* **Records for processing**
........
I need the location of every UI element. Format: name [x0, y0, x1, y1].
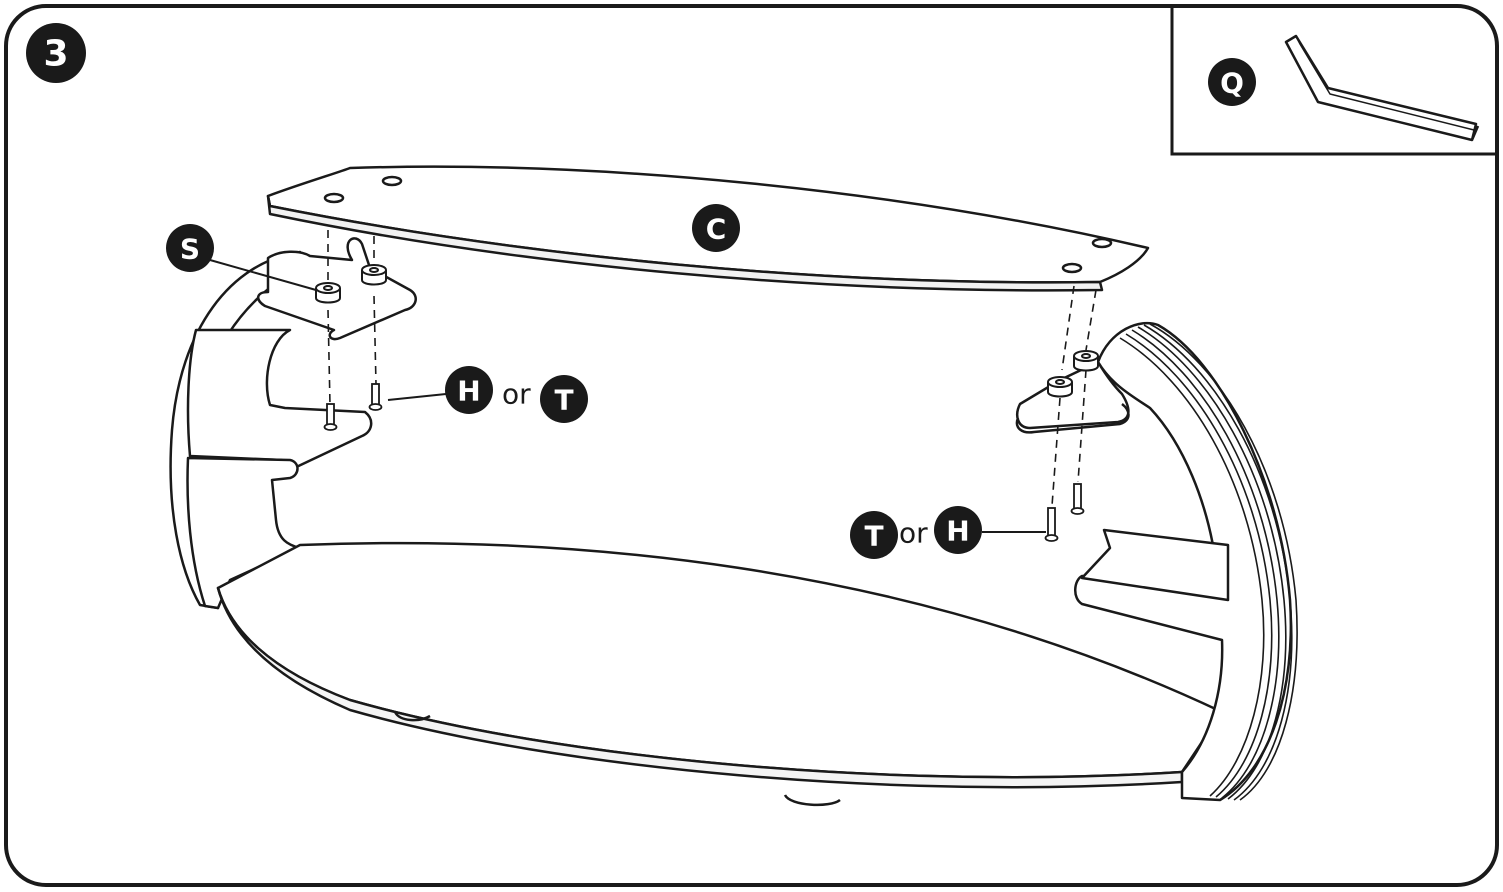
spacer-right-front: [1047, 376, 1073, 398]
badge-screw-right-primary: T: [850, 511, 898, 559]
spacer-left-front: [315, 282, 341, 304]
tool-badge: Q: [1208, 58, 1256, 106]
screws: [323, 383, 1085, 542]
screw-left-front: [323, 403, 338, 431]
label-spacer: S: [180, 233, 200, 266]
badge-screw-left-alt: T: [540, 375, 588, 423]
badge-shelf-top: C: [692, 204, 740, 252]
label-screw-left-primary: H: [457, 375, 480, 408]
alignment-guides: [327, 230, 1097, 507]
tool-inset-box: [1170, 6, 1497, 156]
badge-screw-left-primary: H: [445, 366, 493, 414]
left-end-panel: [169, 250, 373, 610]
label-shelf-top: C: [706, 213, 727, 246]
screw-right-back: [1070, 483, 1085, 515]
step-number: 3: [43, 34, 68, 75]
bottom-shelf: [216, 541, 1224, 807]
spacer-left-back: [361, 264, 387, 286]
badge-spacer: S: [166, 224, 214, 272]
step-badge: 3: [26, 23, 86, 83]
hex-key-icon: [1284, 34, 1480, 142]
label-screw-right-primary: T: [864, 520, 883, 553]
right-end-panel: [1074, 321, 1298, 802]
panel-ribs: [1119, 323, 1298, 801]
or-right: or: [899, 517, 928, 550]
diagram-frame: [4, 4, 1499, 887]
label-screw-right-alt: H: [946, 515, 969, 548]
right-top-bracket: [1015, 360, 1130, 434]
badge-screw-right-alt: H: [934, 506, 982, 554]
tool-label: Q: [1220, 67, 1244, 100]
spacer-right-back: [1073, 350, 1099, 372]
spacers: [315, 264, 1099, 398]
screw-right-front: [1044, 507, 1059, 542]
leader-lines: [209, 259, 1046, 533]
label-screw-left-alt: T: [554, 384, 573, 417]
or-left: or: [502, 378, 531, 411]
screw-left-back: [368, 383, 383, 411]
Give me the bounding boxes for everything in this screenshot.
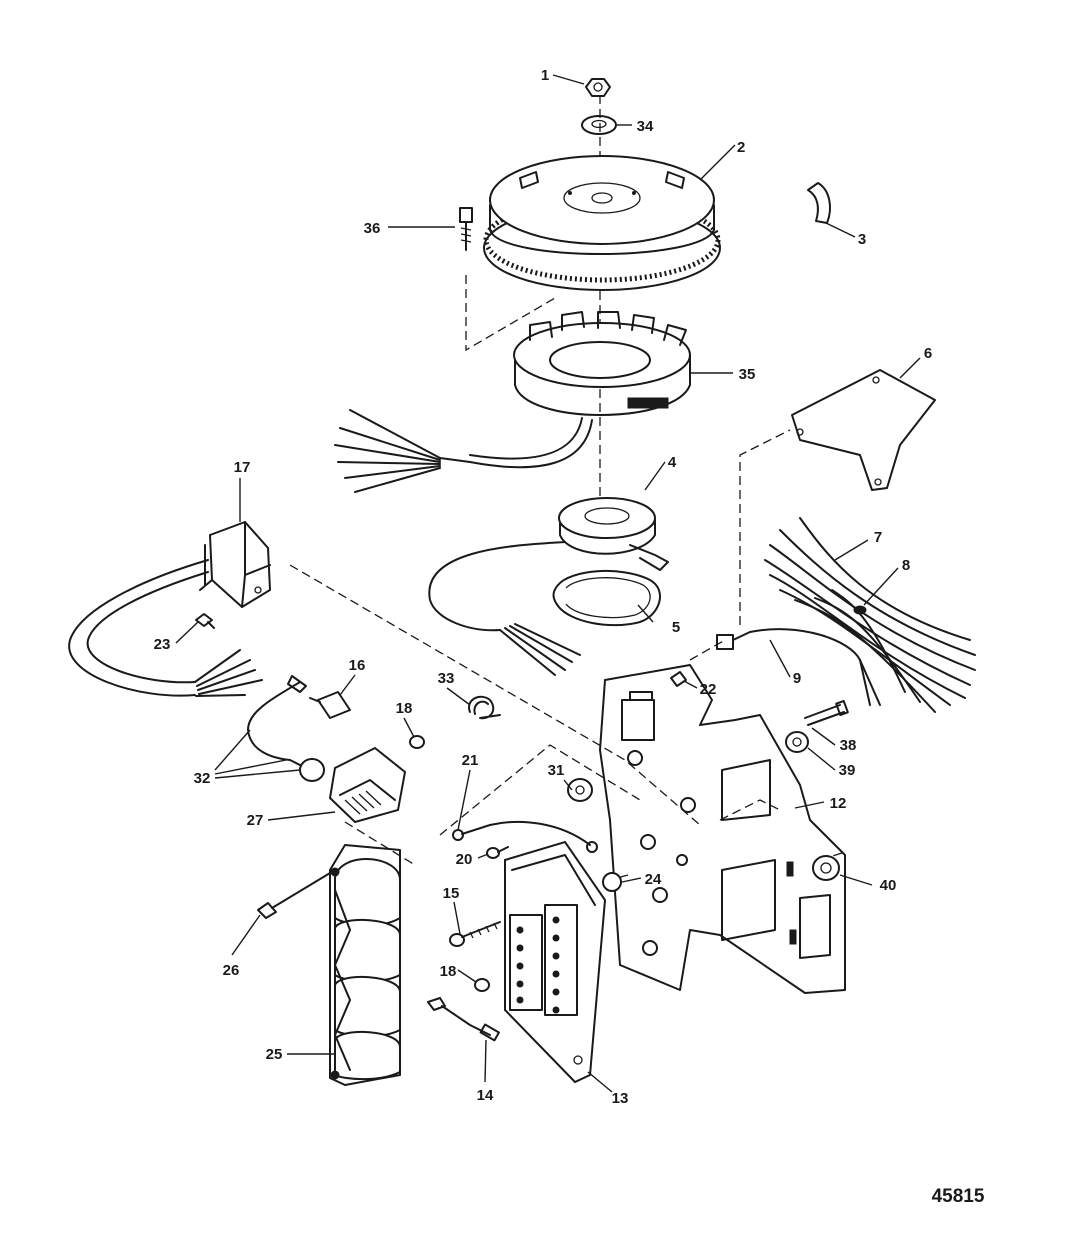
callout-labels: 1 2 3 4 5 6 7 8 9 12 13 14 15 16 17 18 1… <box>154 67 933 1107</box>
switch-box-screw <box>449 921 501 947</box>
callout-26: 26 <box>223 962 240 979</box>
callout-14: 14 <box>477 1087 494 1104</box>
stud <box>804 699 849 726</box>
clip <box>670 671 687 687</box>
rectifier <box>199 520 272 609</box>
starter-solenoid <box>328 746 407 824</box>
callout-3: 3 <box>858 231 866 248</box>
nut-upper <box>409 735 425 749</box>
callout-8: 8 <box>902 557 910 574</box>
flywheel <box>483 155 721 291</box>
callout-24: 24 <box>645 871 662 888</box>
trigger-retainer <box>552 570 661 627</box>
callout-22: 22 <box>700 681 717 698</box>
callout-2: 2 <box>737 139 745 156</box>
callout-27: 27 <box>247 812 264 829</box>
stator-wire-harness <box>334 409 593 493</box>
callout-36: 36 <box>364 220 381 237</box>
cable-clamp <box>468 695 501 720</box>
switch-box <box>504 840 607 1084</box>
callout-40: 40 <box>880 877 897 894</box>
mounting-plate <box>599 664 846 994</box>
rectifier-screw <box>195 613 215 629</box>
stator-screw <box>459 207 473 251</box>
callout-31: 31 <box>548 762 565 779</box>
temperature-switch <box>309 691 351 719</box>
plate-grommet <box>567 778 593 802</box>
callout-39: 39 <box>839 762 856 779</box>
nut-lower <box>474 978 490 992</box>
mounting-bracket <box>791 369 936 491</box>
callout-21: 21 <box>462 752 479 769</box>
wiring-harness <box>764 517 976 713</box>
rectifier-cable <box>68 559 263 697</box>
callout-15: 15 <box>443 885 460 902</box>
terminal-lead <box>427 997 500 1042</box>
trigger <box>558 497 669 571</box>
callout-33: 33 <box>438 670 455 687</box>
stator <box>513 311 691 416</box>
stud-nut <box>785 731 809 753</box>
trigger-wire-harness <box>428 541 581 676</box>
callout-12: 12 <box>830 795 847 812</box>
callout-13: 13 <box>612 1090 629 1107</box>
figure-number: 45815 <box>932 1186 985 1207</box>
ground-lead <box>452 820 598 853</box>
flywheel-washer <box>581 115 617 135</box>
sensor-lead <box>716 628 881 706</box>
flywheel-nut <box>585 78 611 97</box>
callout-23: 23 <box>154 636 171 653</box>
spark-plug-lead <box>247 675 325 782</box>
callout-17: 17 <box>234 459 251 476</box>
grommet <box>812 855 840 881</box>
callout-38: 38 <box>840 737 857 754</box>
callout-6: 6 <box>924 345 932 362</box>
ground-screw <box>486 846 509 859</box>
callout-7: 7 <box>874 529 882 546</box>
flywheel-key <box>807 182 831 224</box>
leader-lines <box>175 74 921 1093</box>
callout-4: 4 <box>668 454 677 471</box>
callout-25: 25 <box>266 1046 283 1063</box>
callout-18-upper: 18 <box>396 700 413 717</box>
spacer <box>602 872 622 892</box>
callout-34: 34 <box>637 118 654 135</box>
callout-5: 5 <box>672 619 680 636</box>
callout-35: 35 <box>739 366 756 383</box>
coil-screw <box>257 869 336 919</box>
callout-18-lower: 18 <box>440 963 457 980</box>
callout-9: 9 <box>793 670 801 687</box>
callout-1: 1 <box>541 67 549 84</box>
ignition-coil-pack <box>329 844 401 1086</box>
callout-20: 20 <box>456 851 473 868</box>
callout-16: 16 <box>349 657 366 674</box>
callout-32: 32 <box>194 770 211 787</box>
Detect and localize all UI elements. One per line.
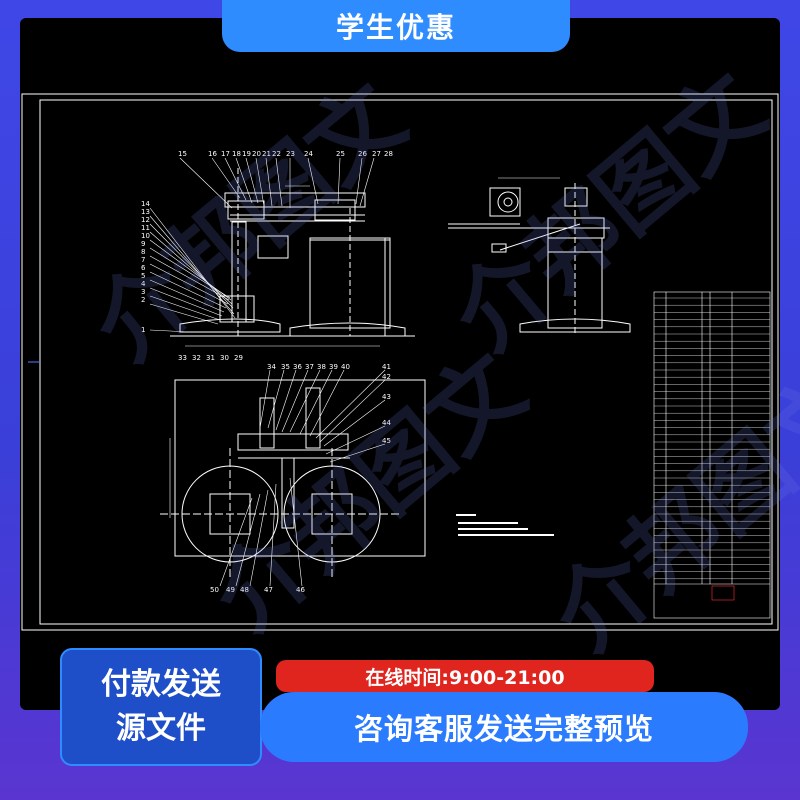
online-hours-text: 在线时间:9:00-21:00	[365, 666, 565, 689]
front-view	[170, 168, 415, 347]
balloon-label: 48	[240, 586, 249, 594]
balloon-label: 45	[382, 437, 391, 445]
parts-list-rows	[654, 297, 770, 579]
balloon-label: 24	[304, 150, 313, 158]
balloon-label: 3	[141, 288, 145, 296]
balloon-label: 38	[317, 363, 326, 371]
parts-list-table	[653, 291, 771, 619]
balloon-label: 16	[208, 150, 217, 158]
balloon-label: 13	[141, 208, 150, 216]
balloon-label: 31	[206, 354, 215, 362]
balloon-label: 14	[141, 200, 150, 208]
balloon-label: 23	[286, 150, 295, 158]
balloon-label: 42	[382, 373, 391, 381]
consult-service-text: 咨询客服发送完整预览	[353, 712, 654, 746]
balloon-label: 39	[329, 363, 338, 371]
student-discount-label: 学生优惠	[335, 11, 456, 44]
technical-notes	[456, 514, 554, 536]
pay-line-2: 源文件	[116, 711, 206, 746]
balloon-label: 37	[305, 363, 314, 371]
balloon-label: 20	[252, 150, 261, 158]
balloon-label: 2	[141, 296, 145, 304]
balloon-label: 11	[141, 224, 150, 232]
balloon-label: 41	[382, 363, 391, 371]
balloon-label: 34	[267, 363, 276, 371]
balloon-label: 50	[210, 586, 219, 594]
balloon-label: 4	[141, 280, 146, 288]
balloon-label: 25	[336, 150, 345, 158]
balloon-label: 49	[226, 586, 235, 594]
balloon-label: 17	[221, 150, 230, 158]
balloon-label: 21	[262, 150, 271, 158]
balloon-label: 6	[141, 264, 146, 272]
plan-leaders	[219, 369, 386, 587]
balloon-label: 9	[141, 240, 145, 248]
side-view	[448, 177, 631, 336]
balloon-label: 46	[296, 586, 305, 594]
student-discount-tab: 学生优惠	[222, 0, 570, 52]
plan-view	[160, 379, 426, 578]
balloon-label: 44	[382, 419, 391, 427]
balloon-label: 7	[141, 256, 145, 264]
balloon-label: 43	[382, 393, 391, 401]
balloon-label: 32	[192, 354, 201, 362]
balloon-label: 26	[358, 150, 367, 158]
balloon-label: 19	[242, 150, 251, 158]
balloon-label: 5	[141, 272, 145, 280]
balloon-label: 15	[178, 150, 187, 158]
balloon-label: 47	[264, 586, 273, 594]
balloon-label: 30	[220, 354, 229, 362]
balloon-label: 8	[141, 248, 145, 256]
balloon-label: 1	[141, 326, 145, 334]
balloon-label: 12	[141, 216, 150, 224]
balloon-label: 22	[272, 150, 281, 158]
balloon-label: 29	[234, 354, 243, 362]
balloon-label: 27	[372, 150, 381, 158]
balloon-label: 33	[178, 354, 187, 362]
balloon-label: 28	[384, 150, 393, 158]
balloon-label: 40	[341, 363, 350, 371]
pay-line-1: 付款发送	[101, 667, 221, 702]
pay-send-badge: 付款发送 源文件	[60, 648, 262, 766]
online-hours-bar: 在线时间:9:00-21:00	[276, 660, 654, 692]
consult-service-bar: 咨询客服发送完整预览	[260, 692, 748, 762]
balloon-label: 18	[232, 150, 241, 158]
front-leaders	[149, 157, 375, 333]
cad-drawing-svg: 1516171819202122232425262728141312111098…	[21, 93, 779, 631]
balloon-label: 10	[141, 232, 150, 240]
balloon-label: 36	[293, 363, 302, 371]
balloon-label: 35	[281, 363, 290, 371]
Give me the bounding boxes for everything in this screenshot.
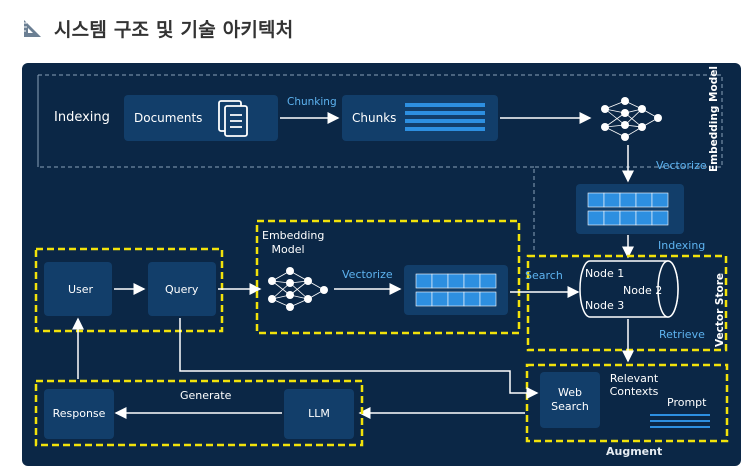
vector-store-highlight xyxy=(526,254,728,352)
search-label: Search xyxy=(525,269,563,282)
embedding-model-side-label: Embedding Model xyxy=(708,66,720,172)
documents-icon xyxy=(218,100,248,137)
page-title: 시스템 구조 및 기술 아키텍처 xyxy=(54,18,294,41)
node1-label: Node 1 xyxy=(585,267,625,280)
retrieve-label: Retrieve xyxy=(659,328,705,341)
embedding-model-label-line2: Model xyxy=(271,243,305,256)
prompt-label: Prompt xyxy=(667,396,707,409)
rag-architecture-diagram: Indexing Documents Chunking Chunks Vecto… xyxy=(22,63,741,466)
node3-label: Node 3 xyxy=(585,299,625,312)
query-box xyxy=(148,262,216,316)
web-search-line1: Web xyxy=(558,386,582,399)
indexing-arrow-label: Indexing xyxy=(658,239,706,252)
augment-highlight xyxy=(525,363,729,443)
response-box xyxy=(44,389,114,439)
vector-store-label: Vector Store xyxy=(714,272,726,348)
chunks-stack xyxy=(405,103,485,131)
section-header: 시스템 구조 및 기술 아키텍처 xyxy=(22,14,293,42)
indexing-region xyxy=(37,74,723,253)
embedding-model-label-line1: Embedding xyxy=(262,229,325,242)
top-vector-box xyxy=(576,184,684,234)
embedding-model-top-icon xyxy=(604,100,659,138)
user-box xyxy=(44,262,112,316)
relevant-contexts-line1: Relevant xyxy=(609,372,659,385)
llm-box xyxy=(284,389,354,439)
prompt-lines xyxy=(650,414,710,428)
mid-vector-box xyxy=(404,265,508,315)
vectorize-top-label: Vectorize xyxy=(656,159,707,172)
embedding-model-mid-icon xyxy=(271,270,325,308)
llm-label: LLM xyxy=(308,407,330,420)
mid-vector-cells xyxy=(415,273,497,307)
top-vector-cells xyxy=(587,192,669,226)
relevant-contexts-line2: Contexts xyxy=(609,385,659,398)
chunks-label: Chunks xyxy=(352,111,397,125)
user-label: User xyxy=(68,283,94,296)
vectorize-mid-label: Vectorize xyxy=(342,268,393,281)
response-llm-highlight xyxy=(34,379,364,447)
web-search-line2: Search xyxy=(551,400,589,413)
query-label: Query xyxy=(165,283,199,296)
indexing-label: Indexing xyxy=(54,110,110,125)
augment-label: Augment xyxy=(606,445,663,458)
ruler-triangle-icon xyxy=(24,20,41,37)
web-search-box xyxy=(540,372,600,428)
node2-label: Node 2 xyxy=(623,284,663,297)
response-label: Response xyxy=(52,407,106,420)
generate-label: Generate xyxy=(180,389,232,402)
documents-label: Documents xyxy=(134,111,203,125)
user-query-highlight xyxy=(34,247,224,333)
chunking-label: Chunking xyxy=(287,96,337,108)
vector-store-cylinder xyxy=(579,260,679,318)
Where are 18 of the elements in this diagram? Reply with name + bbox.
........
* **Requirement**
Give every line from the one containing "callout-labels: 1 2" down to the one containing "rectifier-screw <box>195 613 215 629</box>", both included, as a numbered list with blank lines left out.

* **Solution to the exercise**
1. callout-labels: 1 2 3 4 5 6 7 8 9 12 13 14 15 16 17 18 1… <box>154 67 933 1107</box>
2. switch-box-screw <box>449 921 501 947</box>
3. callout-26: 26 <box>223 962 240 979</box>
4. callout-14: 14 <box>477 1087 494 1104</box>
5. stud <box>804 699 849 726</box>
6. clip <box>670 671 687 687</box>
7. rectifier <box>199 520 272 609</box>
8. starter-solenoid <box>328 746 407 824</box>
9. callout-3: 3 <box>858 231 866 248</box>
10. nut-upper <box>409 735 425 749</box>
11. callout-8: 8 <box>902 557 910 574</box>
12. flywheel <box>483 155 721 291</box>
13. callout-24: 24 <box>645 871 662 888</box>
14. trigger-retainer <box>552 570 661 627</box>
15. callout-22: 22 <box>700 681 717 698</box>
16. callout-2: 2 <box>737 139 745 156</box>
17. callout-27: 27 <box>247 812 264 829</box>
18. stator-wire-harness <box>334 409 593 493</box>
19. callout-36: 36 <box>364 220 381 237</box>
20. cable-clamp <box>468 695 501 720</box>
21. switch-box <box>504 840 607 1084</box>
22. callout-40: 40 <box>880 877 897 894</box>
23. mounting-plate <box>599 664 846 994</box>
24. rectifier-screw <box>195 613 215 629</box>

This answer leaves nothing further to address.